» Short problem
The data below should be printed in full, exactly, and without any of its images.

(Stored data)

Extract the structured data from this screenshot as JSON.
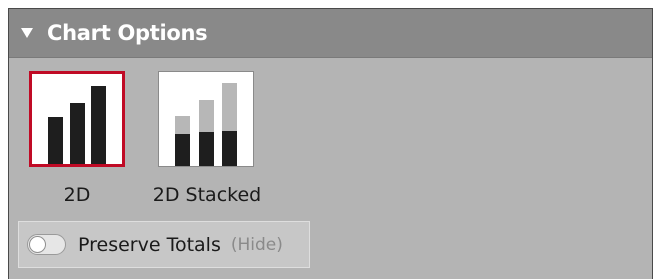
{
  "panel": {
    "title": "Chart Options",
    "collapse_icon": "triangle-down-icon"
  },
  "options": [
    {
      "label": "2D",
      "icon": "bar-chart-icon",
      "selected": true
    },
    {
      "label": "2D Stacked",
      "icon": "stacked-bar-chart-icon",
      "selected": false
    }
  ],
  "preserve_totals": {
    "label": "Preserve Totals",
    "hide_label": "(Hide)",
    "enabled": false
  },
  "colors": {
    "selected_border": "#c00a25",
    "header_bg": "#898989",
    "panel_bg": "#b4b4b4",
    "bar_dark": "#1e1e1e",
    "bar_light": "#b7b7b7"
  }
}
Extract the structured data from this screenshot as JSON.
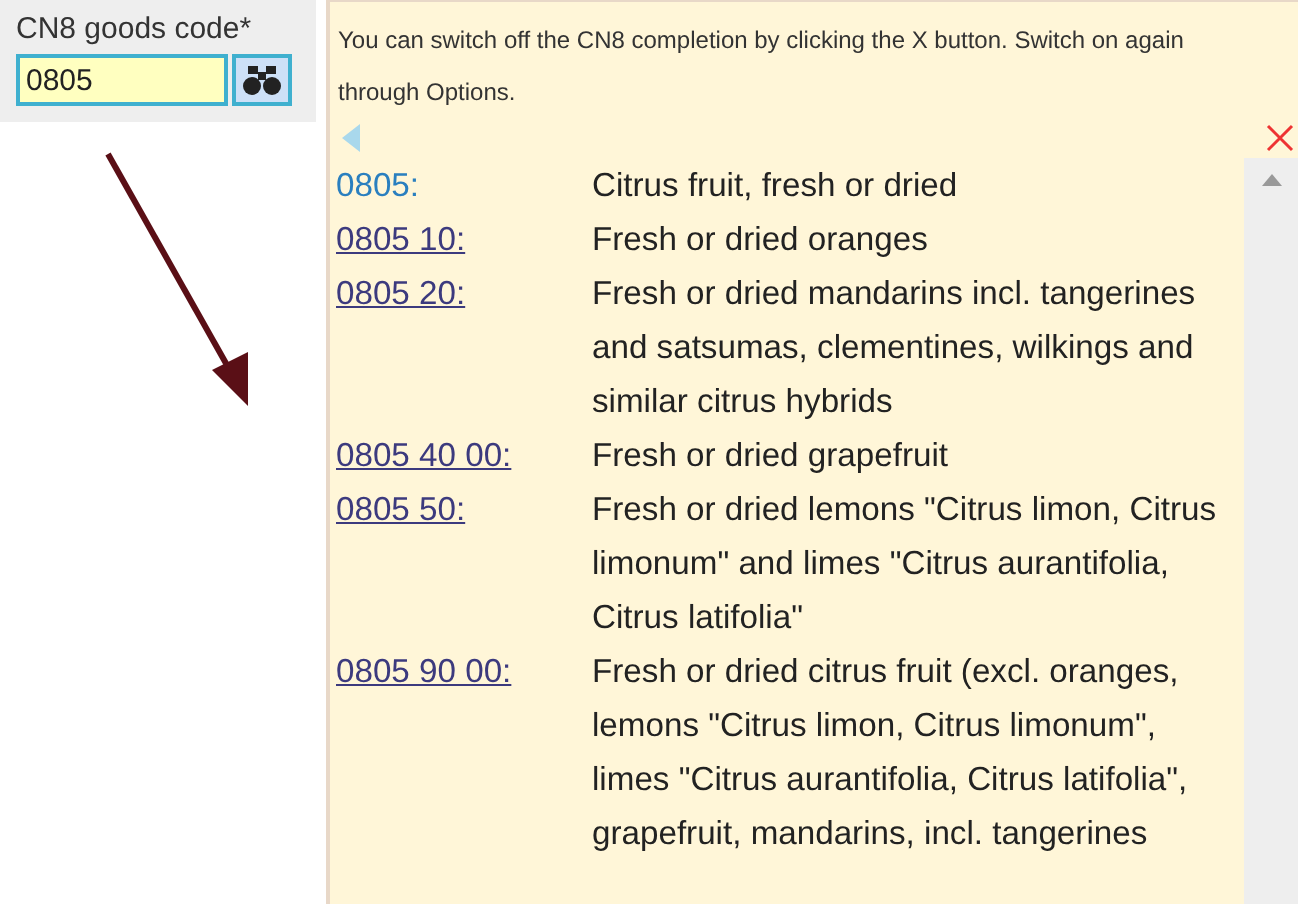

» Solution below
Extract the structured data from this screenshot as JSON.
{
  "panel": {
    "title": "Chart Options",
    "collapse_icon": "triangle-down-icon"
  },
  "options": [
    {
      "label": "2D",
      "icon": "bar-chart-icon",
      "selected": true
    },
    {
      "label": "2D Stacked",
      "icon": "stacked-bar-chart-icon",
      "selected": false
    }
  ],
  "preserve_totals": {
    "label": "Preserve Totals",
    "hide_label": "(Hide)",
    "enabled": false
  },
  "colors": {
    "selected_border": "#c00a25",
    "header_bg": "#898989",
    "panel_bg": "#b4b4b4",
    "bar_dark": "#1e1e1e",
    "bar_light": "#b7b7b7"
  }
}
Extract the structured data from this screenshot as JSON.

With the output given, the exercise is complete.